Exercise requirements: Locate every line in the records below that contains the word "Download", and copy each one.

(Data entries)
Begin

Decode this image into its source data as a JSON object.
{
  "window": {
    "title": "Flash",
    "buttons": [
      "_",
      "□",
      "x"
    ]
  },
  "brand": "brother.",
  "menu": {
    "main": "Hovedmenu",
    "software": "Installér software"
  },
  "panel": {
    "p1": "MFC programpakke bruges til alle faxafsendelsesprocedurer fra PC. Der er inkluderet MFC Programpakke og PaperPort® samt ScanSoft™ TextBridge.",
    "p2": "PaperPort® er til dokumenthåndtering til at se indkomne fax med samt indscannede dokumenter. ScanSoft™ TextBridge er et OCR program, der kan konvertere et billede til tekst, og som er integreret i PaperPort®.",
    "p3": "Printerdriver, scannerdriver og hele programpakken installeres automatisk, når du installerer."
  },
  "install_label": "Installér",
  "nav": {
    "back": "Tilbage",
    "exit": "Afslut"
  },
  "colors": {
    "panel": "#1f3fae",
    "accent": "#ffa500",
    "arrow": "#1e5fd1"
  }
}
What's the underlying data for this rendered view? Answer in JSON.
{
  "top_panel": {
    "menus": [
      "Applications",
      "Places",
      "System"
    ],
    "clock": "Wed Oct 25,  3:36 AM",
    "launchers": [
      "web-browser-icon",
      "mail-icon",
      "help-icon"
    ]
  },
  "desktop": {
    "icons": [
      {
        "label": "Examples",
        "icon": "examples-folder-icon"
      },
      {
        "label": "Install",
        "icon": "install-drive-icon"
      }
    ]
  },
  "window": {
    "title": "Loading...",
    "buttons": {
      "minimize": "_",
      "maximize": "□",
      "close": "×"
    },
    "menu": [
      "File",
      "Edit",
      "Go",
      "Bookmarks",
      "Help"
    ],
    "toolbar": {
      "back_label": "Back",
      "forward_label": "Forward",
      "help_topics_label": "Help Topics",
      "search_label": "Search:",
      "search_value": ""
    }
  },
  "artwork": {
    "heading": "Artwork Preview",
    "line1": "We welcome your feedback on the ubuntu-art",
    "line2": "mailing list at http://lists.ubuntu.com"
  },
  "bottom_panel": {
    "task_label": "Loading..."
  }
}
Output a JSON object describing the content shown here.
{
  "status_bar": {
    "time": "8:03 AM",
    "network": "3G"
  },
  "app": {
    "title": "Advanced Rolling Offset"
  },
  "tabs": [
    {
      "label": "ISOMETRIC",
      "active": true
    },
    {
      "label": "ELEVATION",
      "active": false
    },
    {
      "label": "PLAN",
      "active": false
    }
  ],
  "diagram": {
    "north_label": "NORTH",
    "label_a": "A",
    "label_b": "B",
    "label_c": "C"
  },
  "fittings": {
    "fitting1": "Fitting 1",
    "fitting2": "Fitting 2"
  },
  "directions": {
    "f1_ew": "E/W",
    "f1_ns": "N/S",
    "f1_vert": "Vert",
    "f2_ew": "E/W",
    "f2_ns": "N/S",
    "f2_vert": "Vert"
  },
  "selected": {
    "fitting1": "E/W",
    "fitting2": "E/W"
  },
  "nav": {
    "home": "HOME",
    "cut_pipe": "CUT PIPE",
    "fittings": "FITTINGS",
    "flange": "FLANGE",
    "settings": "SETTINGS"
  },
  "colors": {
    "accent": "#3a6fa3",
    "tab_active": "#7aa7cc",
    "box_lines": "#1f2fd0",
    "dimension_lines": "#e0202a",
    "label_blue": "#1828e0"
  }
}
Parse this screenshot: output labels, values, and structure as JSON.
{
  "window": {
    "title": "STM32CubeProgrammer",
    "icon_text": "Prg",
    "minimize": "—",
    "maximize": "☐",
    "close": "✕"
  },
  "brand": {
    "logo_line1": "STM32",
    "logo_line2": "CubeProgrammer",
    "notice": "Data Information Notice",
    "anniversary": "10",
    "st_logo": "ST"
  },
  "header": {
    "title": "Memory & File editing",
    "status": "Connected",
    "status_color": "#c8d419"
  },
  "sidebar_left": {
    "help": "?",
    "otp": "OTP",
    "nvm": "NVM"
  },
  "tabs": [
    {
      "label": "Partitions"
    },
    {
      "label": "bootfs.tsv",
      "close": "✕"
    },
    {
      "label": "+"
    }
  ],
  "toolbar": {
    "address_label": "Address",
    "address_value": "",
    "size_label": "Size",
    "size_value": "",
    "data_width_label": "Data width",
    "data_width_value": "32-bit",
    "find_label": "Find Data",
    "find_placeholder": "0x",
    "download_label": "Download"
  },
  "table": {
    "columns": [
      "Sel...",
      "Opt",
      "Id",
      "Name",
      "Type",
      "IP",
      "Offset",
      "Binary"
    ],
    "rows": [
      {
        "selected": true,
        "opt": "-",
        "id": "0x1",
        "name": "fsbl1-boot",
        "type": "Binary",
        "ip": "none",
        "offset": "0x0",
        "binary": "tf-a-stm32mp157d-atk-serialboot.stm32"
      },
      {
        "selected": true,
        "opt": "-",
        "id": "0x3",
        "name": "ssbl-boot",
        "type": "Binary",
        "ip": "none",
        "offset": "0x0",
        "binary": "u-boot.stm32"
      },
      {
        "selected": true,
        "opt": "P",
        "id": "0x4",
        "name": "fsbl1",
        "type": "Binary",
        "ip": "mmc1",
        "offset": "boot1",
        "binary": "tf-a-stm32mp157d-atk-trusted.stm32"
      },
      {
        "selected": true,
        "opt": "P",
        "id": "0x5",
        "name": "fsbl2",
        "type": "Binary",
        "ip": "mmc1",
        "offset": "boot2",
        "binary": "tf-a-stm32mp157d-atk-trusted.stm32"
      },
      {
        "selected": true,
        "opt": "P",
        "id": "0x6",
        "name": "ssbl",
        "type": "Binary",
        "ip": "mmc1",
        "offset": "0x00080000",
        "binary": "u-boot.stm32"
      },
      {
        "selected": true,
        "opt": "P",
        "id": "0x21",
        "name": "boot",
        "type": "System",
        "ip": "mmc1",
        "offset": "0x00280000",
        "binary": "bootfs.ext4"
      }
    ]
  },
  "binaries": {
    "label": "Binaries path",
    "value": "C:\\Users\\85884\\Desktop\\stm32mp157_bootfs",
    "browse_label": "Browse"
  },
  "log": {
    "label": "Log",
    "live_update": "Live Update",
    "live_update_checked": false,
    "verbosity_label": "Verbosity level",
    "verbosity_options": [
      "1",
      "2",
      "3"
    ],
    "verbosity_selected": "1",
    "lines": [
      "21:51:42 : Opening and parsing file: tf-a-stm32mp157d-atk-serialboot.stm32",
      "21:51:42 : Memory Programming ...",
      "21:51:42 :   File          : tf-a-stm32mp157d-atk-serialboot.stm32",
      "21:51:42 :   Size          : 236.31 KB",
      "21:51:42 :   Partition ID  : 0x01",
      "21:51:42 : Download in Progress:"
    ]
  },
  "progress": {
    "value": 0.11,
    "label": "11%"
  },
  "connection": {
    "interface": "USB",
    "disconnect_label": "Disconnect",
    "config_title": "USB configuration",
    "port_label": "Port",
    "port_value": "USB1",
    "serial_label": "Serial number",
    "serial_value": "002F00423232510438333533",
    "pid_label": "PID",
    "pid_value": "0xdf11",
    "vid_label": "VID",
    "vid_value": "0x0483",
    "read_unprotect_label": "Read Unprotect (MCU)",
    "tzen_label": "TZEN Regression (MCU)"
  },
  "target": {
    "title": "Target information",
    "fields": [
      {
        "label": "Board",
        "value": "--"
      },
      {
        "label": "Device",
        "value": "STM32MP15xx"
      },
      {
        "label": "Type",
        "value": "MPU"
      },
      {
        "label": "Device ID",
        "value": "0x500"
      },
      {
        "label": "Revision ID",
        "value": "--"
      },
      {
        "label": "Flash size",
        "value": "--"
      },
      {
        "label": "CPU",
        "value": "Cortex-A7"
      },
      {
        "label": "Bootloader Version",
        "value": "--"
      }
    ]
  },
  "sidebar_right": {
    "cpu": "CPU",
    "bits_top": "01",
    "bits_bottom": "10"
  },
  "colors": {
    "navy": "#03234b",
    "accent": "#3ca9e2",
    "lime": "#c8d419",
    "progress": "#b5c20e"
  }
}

End

Final answer:
    "download_label": "Download"
      "21:51:42 : Download in Progress:"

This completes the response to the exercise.